[BEGIN]

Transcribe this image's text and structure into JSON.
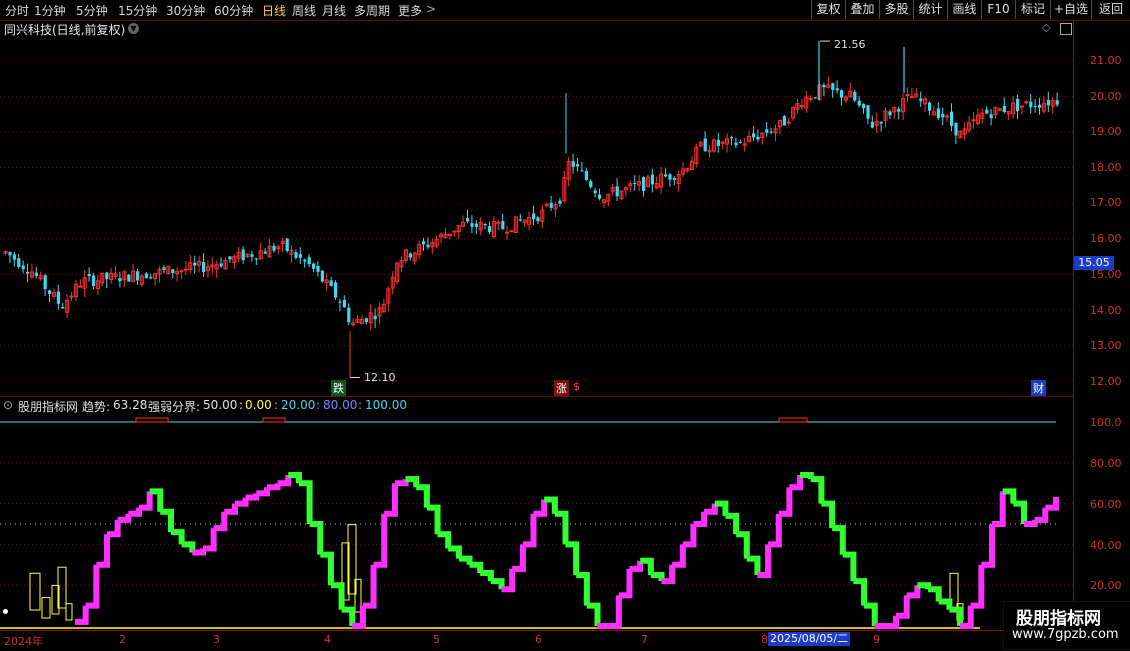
{
  "toolbar": {
    "periods": [
      "分时",
      "1分钟",
      "5分钟",
      "15分钟",
      "30分钟",
      "60分钟",
      "日线",
      "周线",
      "月线",
      "多周期",
      "更多"
    ],
    "active_period": "日线",
    "more_arrow": ">",
    "buttons": [
      "复权",
      "叠加",
      "多股",
      "统计",
      "画线",
      "F10",
      "标记",
      "+自选",
      "返回"
    ]
  },
  "stock": {
    "title": "同兴科技(日线,前复权)"
  },
  "price_axis": {
    "ticks": [
      "21.00",
      "20.00",
      "19.00",
      "18.00",
      "17.00",
      "16.00",
      "15.00",
      "14.00",
      "13.00",
      "12.00"
    ],
    "current": "15.05"
  },
  "price_annotations": {
    "high": "21.56",
    "low": "12.10"
  },
  "event_marks": {
    "fall": "跌",
    "rise": "涨",
    "dollar": "$",
    "finance": "财"
  },
  "indicator": {
    "name": "股朋指标网",
    "trend_label": "趋势:",
    "trend_value": "63.28",
    "boundary_label": "强弱分界:",
    "boundary_value": "50.00",
    "levels": [
      ":",
      "0.00",
      ":",
      "20.00",
      ":",
      "80.00",
      ":",
      "100.00"
    ],
    "axis": [
      "100.0",
      "80.00",
      "60.00",
      "40.00",
      "20.00"
    ]
  },
  "date_axis": {
    "labels": [
      "2024年",
      "2",
      "3",
      "4",
      "5",
      "6",
      "7",
      "8",
      "9"
    ],
    "cursor": "2025/08/05/二"
  },
  "watermark": {
    "title": "股朋指标网",
    "url": "www.7gpzb.com"
  },
  "colors": {
    "up": "#ff3030",
    "down": "#40d8f0",
    "trend_up": "#ff30ff",
    "trend_down": "#30ff30",
    "axis": "#d03030",
    "volume": "#ffff40"
  },
  "chart_data": {
    "type": "candlestick",
    "price_range": [
      12.0,
      21.56
    ],
    "trend_series_approx": [
      2,
      10,
      30,
      45,
      52,
      55,
      58,
      66,
      56,
      46,
      40,
      36,
      38,
      48,
      56,
      60,
      63,
      65,
      68,
      70,
      74,
      70,
      50,
      35,
      20,
      8,
      0,
      10,
      30,
      55,
      70,
      72,
      68,
      58,
      45,
      38,
      33,
      30,
      26,
      22,
      18,
      28,
      40,
      55,
      62,
      55,
      40,
      25,
      10,
      0,
      0,
      15,
      28,
      32,
      25,
      22,
      30,
      40,
      50,
      56,
      60,
      54,
      45,
      33,
      25,
      40,
      55,
      68,
      74,
      72,
      60,
      48,
      35,
      22,
      10,
      0,
      0,
      5,
      15,
      20,
      18,
      12,
      8,
      0,
      10,
      30,
      50,
      66,
      60,
      50,
      52,
      58,
      63.28
    ]
  }
}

[END]

Extract the full listing above verbatim; pictures are to be left out of the copy.

[Answer for this exercise]:
Transcribe this image's text and structure into JSON.
{
  "toolbar": {
    "periods": [
      "分时",
      "1分钟",
      "5分钟",
      "15分钟",
      "30分钟",
      "60分钟",
      "日线",
      "周线",
      "月线",
      "多周期",
      "更多"
    ],
    "active_period": "日线",
    "more_arrow": ">",
    "buttons": [
      "复权",
      "叠加",
      "多股",
      "统计",
      "画线",
      "F10",
      "标记",
      "+自选",
      "返回"
    ]
  },
  "stock": {
    "title": "同兴科技(日线,前复权)"
  },
  "price_axis": {
    "ticks": [
      "21.00",
      "20.00",
      "19.00",
      "18.00",
      "17.00",
      "16.00",
      "15.00",
      "14.00",
      "13.00",
      "12.00"
    ],
    "current": "15.05"
  },
  "price_annotations": {
    "high": "21.56",
    "low": "12.10"
  },
  "event_marks": {
    "fall": "跌",
    "rise": "涨",
    "dollar": "$",
    "finance": "财"
  },
  "indicator": {
    "name": "股朋指标网",
    "trend_label": "趋势:",
    "trend_value": "63.28",
    "boundary_label": "强弱分界:",
    "boundary_value": "50.00",
    "levels": [
      ":",
      "0.00",
      ":",
      "20.00",
      ":",
      "80.00",
      ":",
      "100.00"
    ],
    "axis": [
      "100.0",
      "80.00",
      "60.00",
      "40.00",
      "20.00"
    ]
  },
  "date_axis": {
    "labels": [
      "2024年",
      "2",
      "3",
      "4",
      "5",
      "6",
      "7",
      "8",
      "9"
    ],
    "cursor": "2025/08/05/二"
  },
  "watermark": {
    "title": "股朋指标网",
    "url": "www.7gpzb.com"
  },
  "colors": {
    "up": "#ff3030",
    "down": "#40d8f0",
    "trend_up": "#ff30ff",
    "trend_down": "#30ff30",
    "axis": "#d03030",
    "volume": "#ffff40"
  },
  "chart_data": {
    "type": "candlestick",
    "price_range": [
      12.0,
      21.56
    ],
    "trend_series_approx": [
      2,
      10,
      30,
      45,
      52,
      55,
      58,
      66,
      56,
      46,
      40,
      36,
      38,
      48,
      56,
      60,
      63,
      65,
      68,
      70,
      74,
      70,
      50,
      35,
      20,
      8,
      0,
      10,
      30,
      55,
      70,
      72,
      68,
      58,
      45,
      38,
      33,
      30,
      26,
      22,
      18,
      28,
      40,
      55,
      62,
      55,
      40,
      25,
      10,
      0,
      0,
      15,
      28,
      32,
      25,
      22,
      30,
      40,
      50,
      56,
      60,
      54,
      45,
      33,
      25,
      40,
      55,
      68,
      74,
      72,
      60,
      48,
      35,
      22,
      10,
      0,
      0,
      5,
      15,
      20,
      18,
      12,
      8,
      0,
      10,
      30,
      50,
      66,
      60,
      50,
      52,
      58,
      63.28
    ]
  }
}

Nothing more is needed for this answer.